• Objective
Search the material below for the string "selection" and extract each line that has it.

** begin **

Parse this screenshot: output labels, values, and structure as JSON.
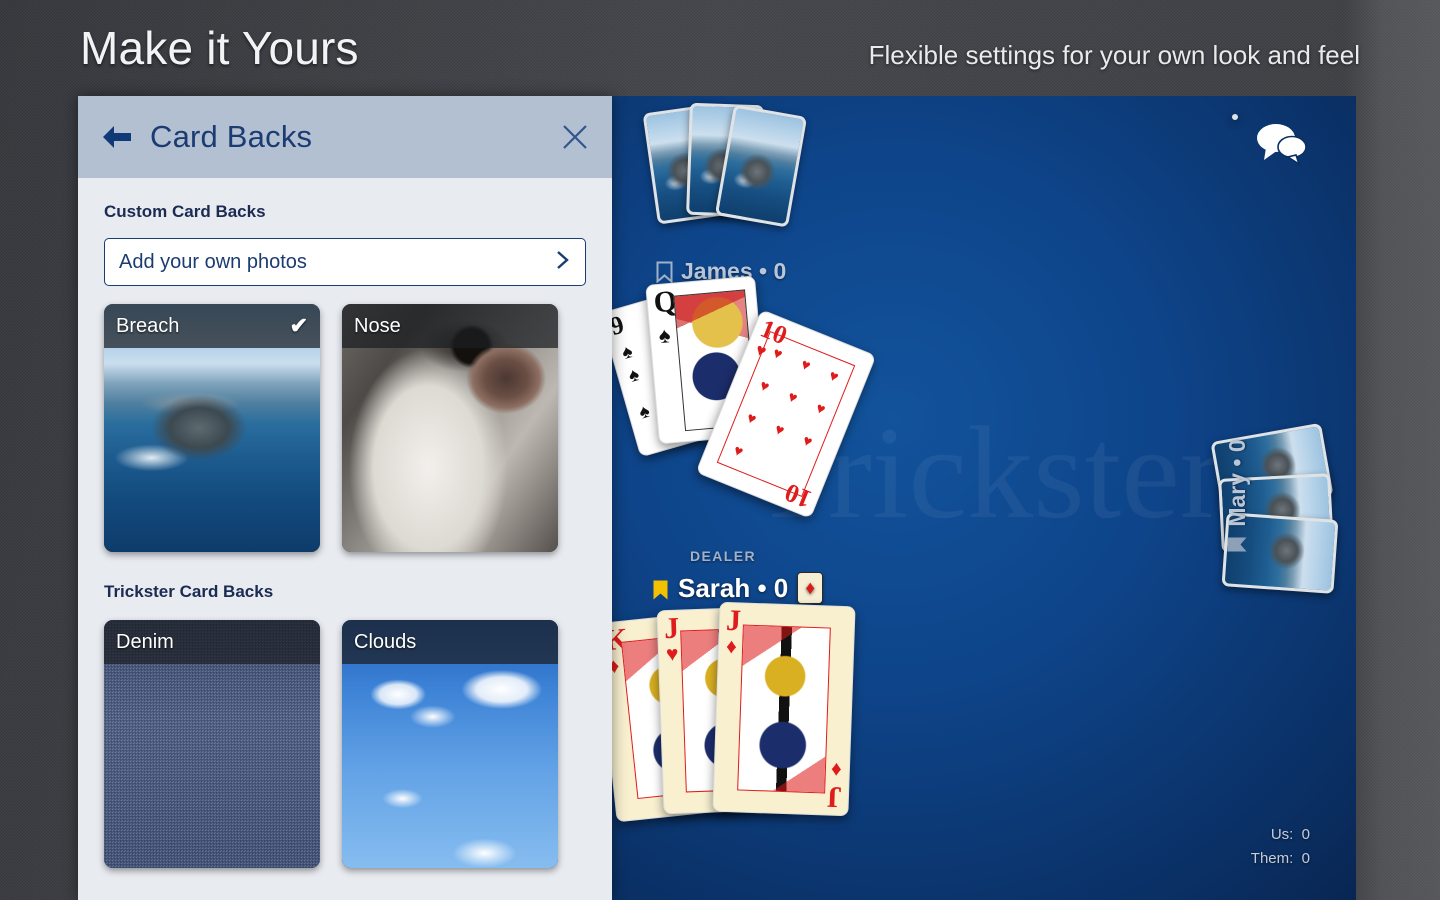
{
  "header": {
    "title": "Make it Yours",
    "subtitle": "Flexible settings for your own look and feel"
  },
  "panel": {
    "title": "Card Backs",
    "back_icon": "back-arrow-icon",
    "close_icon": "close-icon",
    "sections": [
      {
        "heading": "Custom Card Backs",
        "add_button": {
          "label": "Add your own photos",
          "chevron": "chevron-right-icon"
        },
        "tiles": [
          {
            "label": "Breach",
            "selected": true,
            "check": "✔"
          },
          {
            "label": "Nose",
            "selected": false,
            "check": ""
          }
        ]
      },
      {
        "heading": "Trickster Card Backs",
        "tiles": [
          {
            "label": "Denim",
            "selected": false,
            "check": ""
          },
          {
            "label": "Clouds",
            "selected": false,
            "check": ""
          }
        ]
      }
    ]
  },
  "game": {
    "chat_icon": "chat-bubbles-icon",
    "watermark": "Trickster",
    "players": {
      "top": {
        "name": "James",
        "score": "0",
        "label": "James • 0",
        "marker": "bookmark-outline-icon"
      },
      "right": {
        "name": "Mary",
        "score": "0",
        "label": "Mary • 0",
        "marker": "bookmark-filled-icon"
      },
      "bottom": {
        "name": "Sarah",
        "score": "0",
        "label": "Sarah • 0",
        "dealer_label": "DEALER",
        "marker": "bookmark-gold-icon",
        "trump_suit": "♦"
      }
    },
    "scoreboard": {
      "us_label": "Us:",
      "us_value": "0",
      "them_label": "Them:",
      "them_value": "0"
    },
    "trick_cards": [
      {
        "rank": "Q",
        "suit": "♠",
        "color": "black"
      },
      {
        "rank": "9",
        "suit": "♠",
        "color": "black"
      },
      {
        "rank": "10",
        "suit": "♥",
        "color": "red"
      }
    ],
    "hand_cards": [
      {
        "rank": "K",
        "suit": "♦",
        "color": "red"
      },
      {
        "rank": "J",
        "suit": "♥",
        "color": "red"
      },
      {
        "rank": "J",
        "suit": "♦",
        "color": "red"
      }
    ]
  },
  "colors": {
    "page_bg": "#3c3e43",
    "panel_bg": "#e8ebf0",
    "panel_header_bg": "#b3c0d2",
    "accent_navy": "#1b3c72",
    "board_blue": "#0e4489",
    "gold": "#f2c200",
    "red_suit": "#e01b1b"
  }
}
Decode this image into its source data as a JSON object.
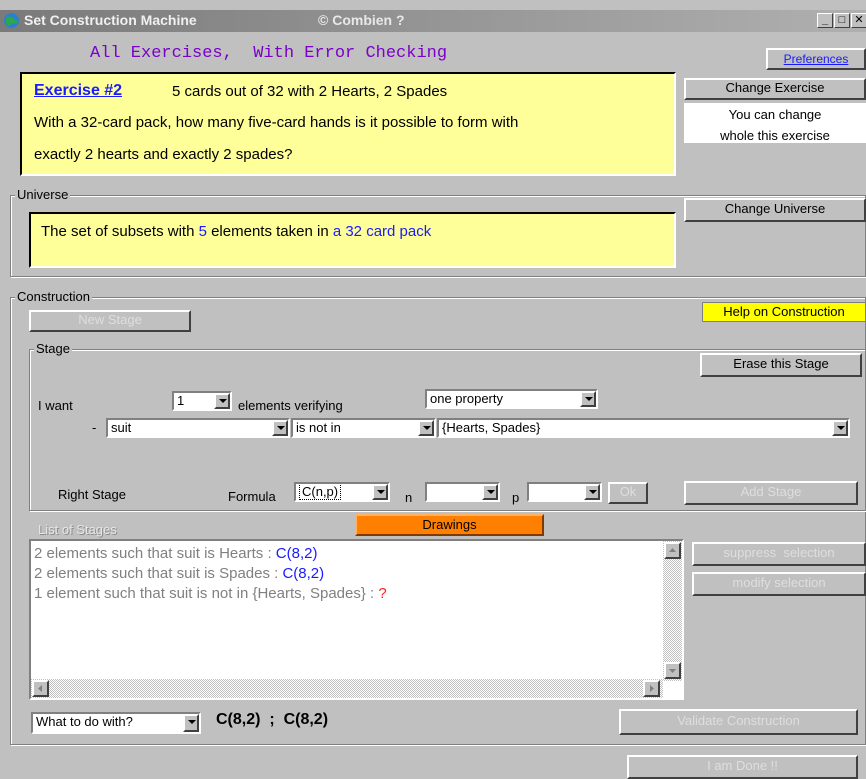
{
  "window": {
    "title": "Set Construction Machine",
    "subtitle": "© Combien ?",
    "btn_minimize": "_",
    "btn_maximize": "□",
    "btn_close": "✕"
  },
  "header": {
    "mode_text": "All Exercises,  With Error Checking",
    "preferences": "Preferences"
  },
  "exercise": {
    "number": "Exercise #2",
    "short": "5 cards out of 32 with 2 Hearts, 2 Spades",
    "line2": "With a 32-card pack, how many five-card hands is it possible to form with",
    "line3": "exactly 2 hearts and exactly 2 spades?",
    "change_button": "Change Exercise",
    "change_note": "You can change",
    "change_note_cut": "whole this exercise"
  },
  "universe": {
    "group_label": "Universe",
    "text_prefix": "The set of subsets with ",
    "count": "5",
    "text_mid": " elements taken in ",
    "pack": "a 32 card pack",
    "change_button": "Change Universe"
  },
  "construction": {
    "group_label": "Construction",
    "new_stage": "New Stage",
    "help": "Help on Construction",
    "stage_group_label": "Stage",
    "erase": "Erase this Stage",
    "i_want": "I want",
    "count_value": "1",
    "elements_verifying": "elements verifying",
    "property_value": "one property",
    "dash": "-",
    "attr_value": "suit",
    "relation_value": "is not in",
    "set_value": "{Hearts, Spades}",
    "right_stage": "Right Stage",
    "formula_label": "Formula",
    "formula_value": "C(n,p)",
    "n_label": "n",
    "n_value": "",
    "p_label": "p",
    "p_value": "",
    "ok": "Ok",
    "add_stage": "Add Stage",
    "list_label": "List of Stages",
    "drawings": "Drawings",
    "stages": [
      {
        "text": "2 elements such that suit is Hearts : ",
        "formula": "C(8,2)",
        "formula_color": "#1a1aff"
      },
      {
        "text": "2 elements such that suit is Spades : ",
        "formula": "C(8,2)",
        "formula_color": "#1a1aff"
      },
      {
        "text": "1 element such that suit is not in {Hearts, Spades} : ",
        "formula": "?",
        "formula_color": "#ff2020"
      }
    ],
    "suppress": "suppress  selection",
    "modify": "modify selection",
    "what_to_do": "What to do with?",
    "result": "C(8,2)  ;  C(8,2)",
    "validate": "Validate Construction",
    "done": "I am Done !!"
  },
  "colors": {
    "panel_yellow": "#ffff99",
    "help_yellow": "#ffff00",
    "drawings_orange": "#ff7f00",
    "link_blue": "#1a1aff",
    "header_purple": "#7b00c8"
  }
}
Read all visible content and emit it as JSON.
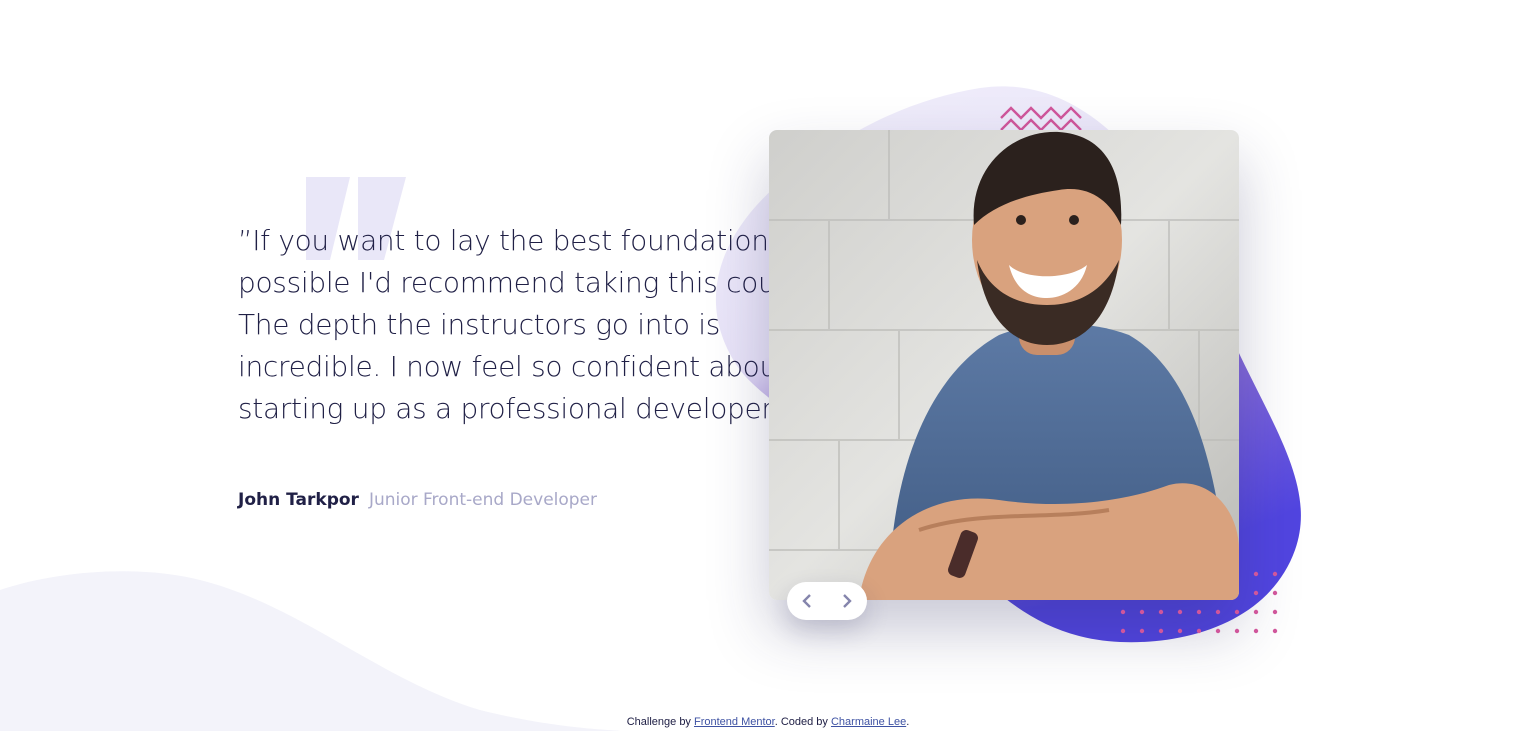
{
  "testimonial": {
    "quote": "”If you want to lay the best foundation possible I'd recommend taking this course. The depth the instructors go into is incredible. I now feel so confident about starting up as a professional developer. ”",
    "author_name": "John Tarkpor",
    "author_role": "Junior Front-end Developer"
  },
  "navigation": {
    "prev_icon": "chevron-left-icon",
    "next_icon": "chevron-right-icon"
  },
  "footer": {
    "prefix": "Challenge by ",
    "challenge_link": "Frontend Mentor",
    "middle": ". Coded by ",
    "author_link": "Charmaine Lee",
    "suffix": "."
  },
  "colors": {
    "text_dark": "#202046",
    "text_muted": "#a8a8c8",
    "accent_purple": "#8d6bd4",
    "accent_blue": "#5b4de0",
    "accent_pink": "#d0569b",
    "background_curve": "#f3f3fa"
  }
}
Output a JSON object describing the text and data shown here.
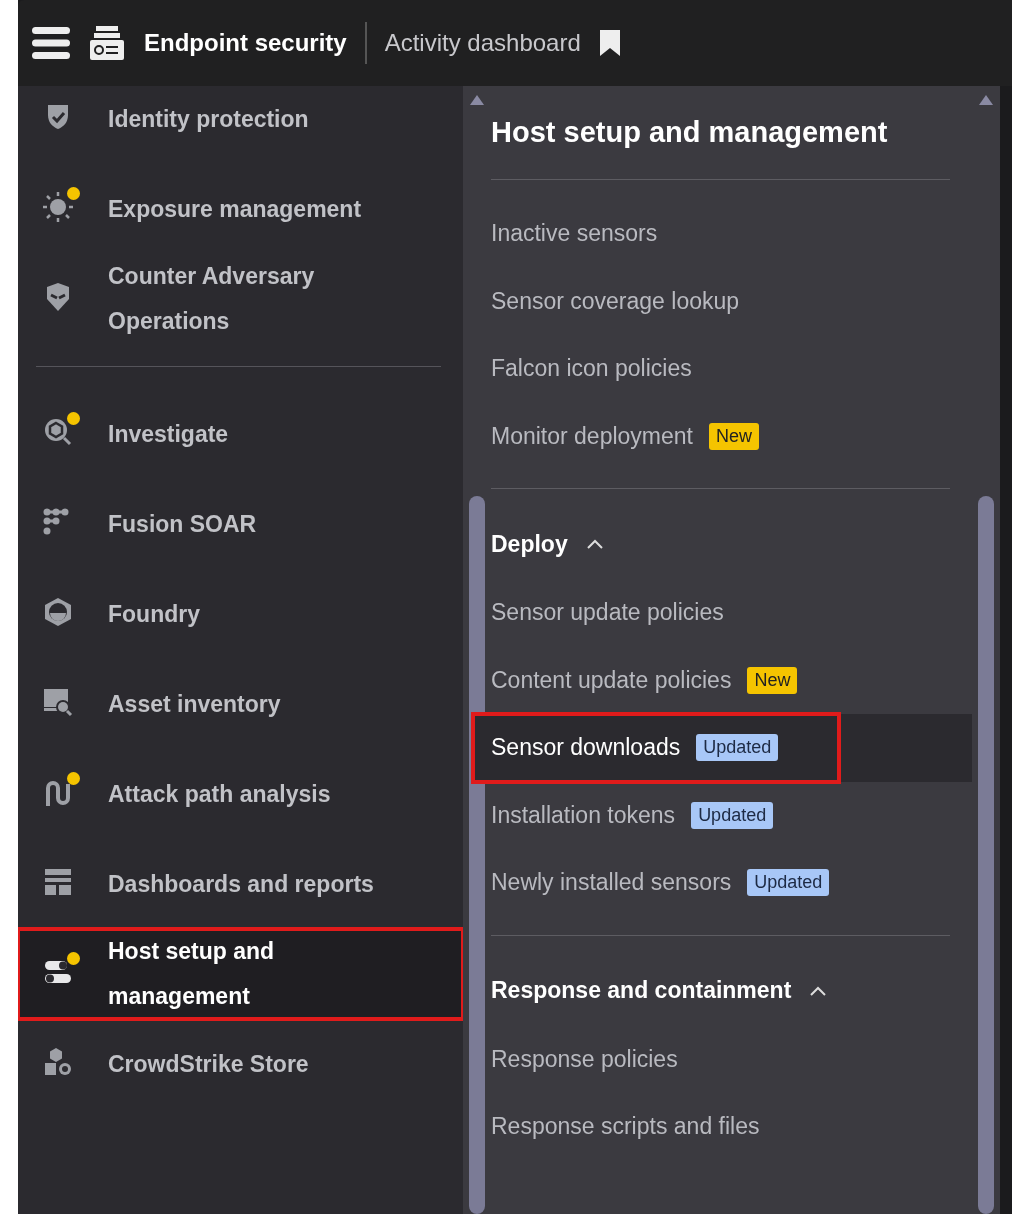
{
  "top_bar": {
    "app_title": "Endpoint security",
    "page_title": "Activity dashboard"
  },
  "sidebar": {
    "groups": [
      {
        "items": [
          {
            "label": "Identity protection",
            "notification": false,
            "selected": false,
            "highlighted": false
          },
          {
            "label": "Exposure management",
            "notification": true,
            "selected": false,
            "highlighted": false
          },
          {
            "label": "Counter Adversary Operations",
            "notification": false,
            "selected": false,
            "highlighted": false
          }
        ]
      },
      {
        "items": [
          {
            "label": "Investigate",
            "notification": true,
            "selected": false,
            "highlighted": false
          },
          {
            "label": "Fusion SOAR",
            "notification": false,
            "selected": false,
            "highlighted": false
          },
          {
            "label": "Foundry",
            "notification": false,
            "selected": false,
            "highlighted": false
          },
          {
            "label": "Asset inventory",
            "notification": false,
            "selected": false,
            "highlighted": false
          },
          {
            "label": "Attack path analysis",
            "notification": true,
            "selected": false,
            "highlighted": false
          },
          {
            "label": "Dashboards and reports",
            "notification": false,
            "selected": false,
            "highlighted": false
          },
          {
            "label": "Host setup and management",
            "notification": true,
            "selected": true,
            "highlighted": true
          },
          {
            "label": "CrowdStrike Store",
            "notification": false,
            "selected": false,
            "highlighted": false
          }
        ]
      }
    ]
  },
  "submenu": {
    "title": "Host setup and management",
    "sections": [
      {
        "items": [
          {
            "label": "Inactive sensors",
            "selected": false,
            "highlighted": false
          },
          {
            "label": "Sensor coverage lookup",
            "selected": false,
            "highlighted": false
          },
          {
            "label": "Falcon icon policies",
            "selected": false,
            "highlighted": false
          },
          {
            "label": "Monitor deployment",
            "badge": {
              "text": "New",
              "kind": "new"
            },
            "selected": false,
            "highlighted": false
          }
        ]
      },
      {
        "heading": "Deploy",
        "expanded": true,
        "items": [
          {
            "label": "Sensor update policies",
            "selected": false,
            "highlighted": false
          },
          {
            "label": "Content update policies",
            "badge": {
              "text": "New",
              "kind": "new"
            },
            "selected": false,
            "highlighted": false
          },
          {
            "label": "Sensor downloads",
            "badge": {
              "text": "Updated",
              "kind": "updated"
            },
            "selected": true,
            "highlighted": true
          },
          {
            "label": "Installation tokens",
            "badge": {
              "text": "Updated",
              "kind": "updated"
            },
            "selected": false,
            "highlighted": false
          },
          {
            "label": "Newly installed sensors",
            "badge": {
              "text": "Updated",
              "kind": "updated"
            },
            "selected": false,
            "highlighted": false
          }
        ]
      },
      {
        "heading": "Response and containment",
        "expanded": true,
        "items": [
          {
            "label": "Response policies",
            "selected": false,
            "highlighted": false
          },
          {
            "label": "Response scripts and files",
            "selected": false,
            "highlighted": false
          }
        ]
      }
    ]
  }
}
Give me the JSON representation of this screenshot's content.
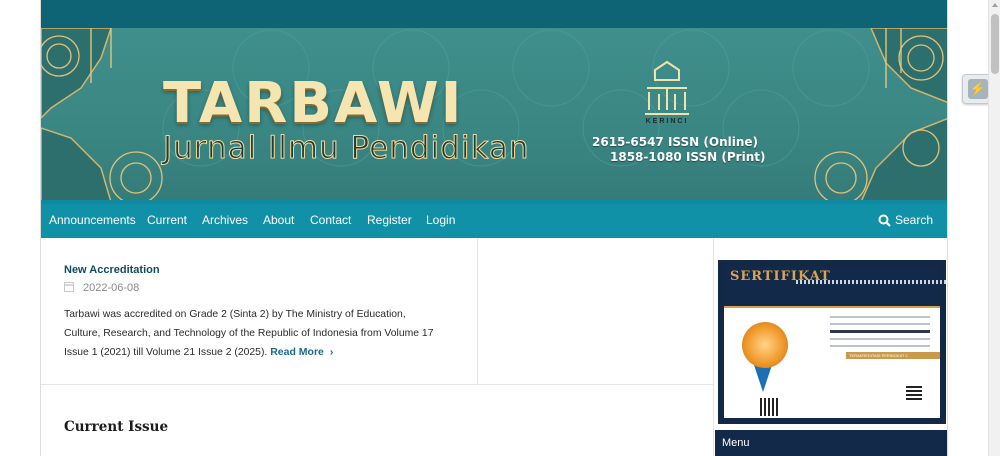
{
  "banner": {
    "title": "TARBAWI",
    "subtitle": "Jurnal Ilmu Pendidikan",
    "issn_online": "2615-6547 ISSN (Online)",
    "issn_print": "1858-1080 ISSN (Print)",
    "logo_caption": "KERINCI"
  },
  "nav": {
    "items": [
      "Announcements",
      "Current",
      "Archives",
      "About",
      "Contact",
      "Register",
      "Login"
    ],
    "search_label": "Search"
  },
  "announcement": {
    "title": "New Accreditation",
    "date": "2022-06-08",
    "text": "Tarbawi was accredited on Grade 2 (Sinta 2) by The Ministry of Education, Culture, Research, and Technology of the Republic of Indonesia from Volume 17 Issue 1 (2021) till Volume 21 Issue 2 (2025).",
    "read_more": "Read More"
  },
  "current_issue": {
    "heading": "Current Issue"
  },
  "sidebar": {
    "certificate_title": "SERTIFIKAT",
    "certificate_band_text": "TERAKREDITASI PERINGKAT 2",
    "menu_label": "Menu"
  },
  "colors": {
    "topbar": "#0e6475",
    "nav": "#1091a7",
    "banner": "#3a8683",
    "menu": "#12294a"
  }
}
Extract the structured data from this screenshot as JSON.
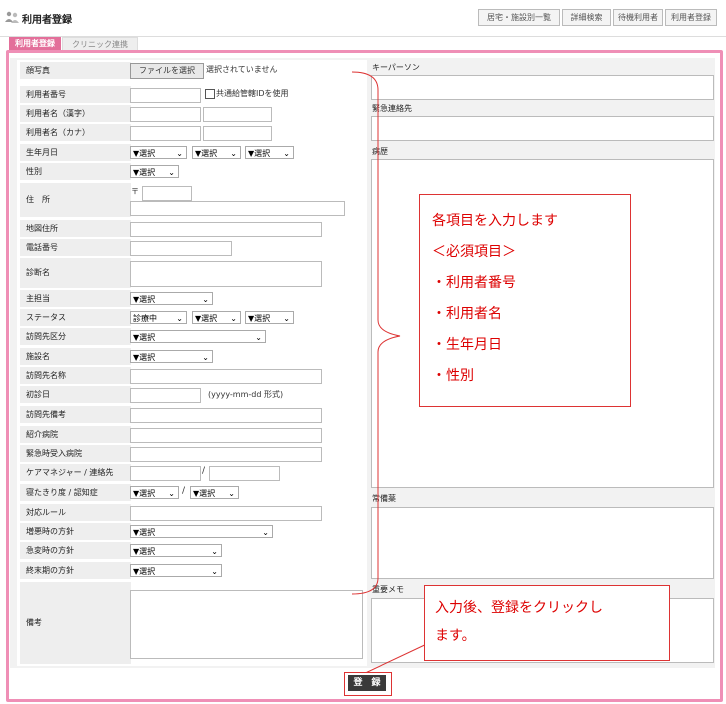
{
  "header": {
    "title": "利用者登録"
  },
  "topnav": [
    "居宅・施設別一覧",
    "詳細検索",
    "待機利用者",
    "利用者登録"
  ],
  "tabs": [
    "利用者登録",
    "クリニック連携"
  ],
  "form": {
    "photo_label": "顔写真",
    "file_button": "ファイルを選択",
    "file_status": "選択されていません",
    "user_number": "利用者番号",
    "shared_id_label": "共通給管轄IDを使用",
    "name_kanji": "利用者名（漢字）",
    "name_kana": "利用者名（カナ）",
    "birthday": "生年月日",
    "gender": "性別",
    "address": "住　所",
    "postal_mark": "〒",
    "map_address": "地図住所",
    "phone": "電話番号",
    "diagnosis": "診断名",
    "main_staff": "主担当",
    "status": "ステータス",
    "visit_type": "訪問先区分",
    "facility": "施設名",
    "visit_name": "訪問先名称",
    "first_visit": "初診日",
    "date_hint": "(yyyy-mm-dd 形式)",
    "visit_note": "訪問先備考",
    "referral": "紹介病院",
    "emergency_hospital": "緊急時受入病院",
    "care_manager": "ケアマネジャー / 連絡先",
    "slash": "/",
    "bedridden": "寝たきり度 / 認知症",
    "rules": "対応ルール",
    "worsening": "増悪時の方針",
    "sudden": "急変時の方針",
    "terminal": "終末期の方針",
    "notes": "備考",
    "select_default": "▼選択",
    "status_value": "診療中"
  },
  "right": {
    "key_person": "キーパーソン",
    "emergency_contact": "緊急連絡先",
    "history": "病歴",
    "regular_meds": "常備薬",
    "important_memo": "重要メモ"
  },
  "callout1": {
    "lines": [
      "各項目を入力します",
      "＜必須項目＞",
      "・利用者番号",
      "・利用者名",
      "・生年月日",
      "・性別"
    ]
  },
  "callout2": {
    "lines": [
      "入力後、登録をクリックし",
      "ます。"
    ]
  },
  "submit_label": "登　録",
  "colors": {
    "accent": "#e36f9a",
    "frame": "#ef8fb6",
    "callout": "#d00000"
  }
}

** end **

• Solution to this exercise
    "suppress": "suppress  selection",
    "modify": "modify selection",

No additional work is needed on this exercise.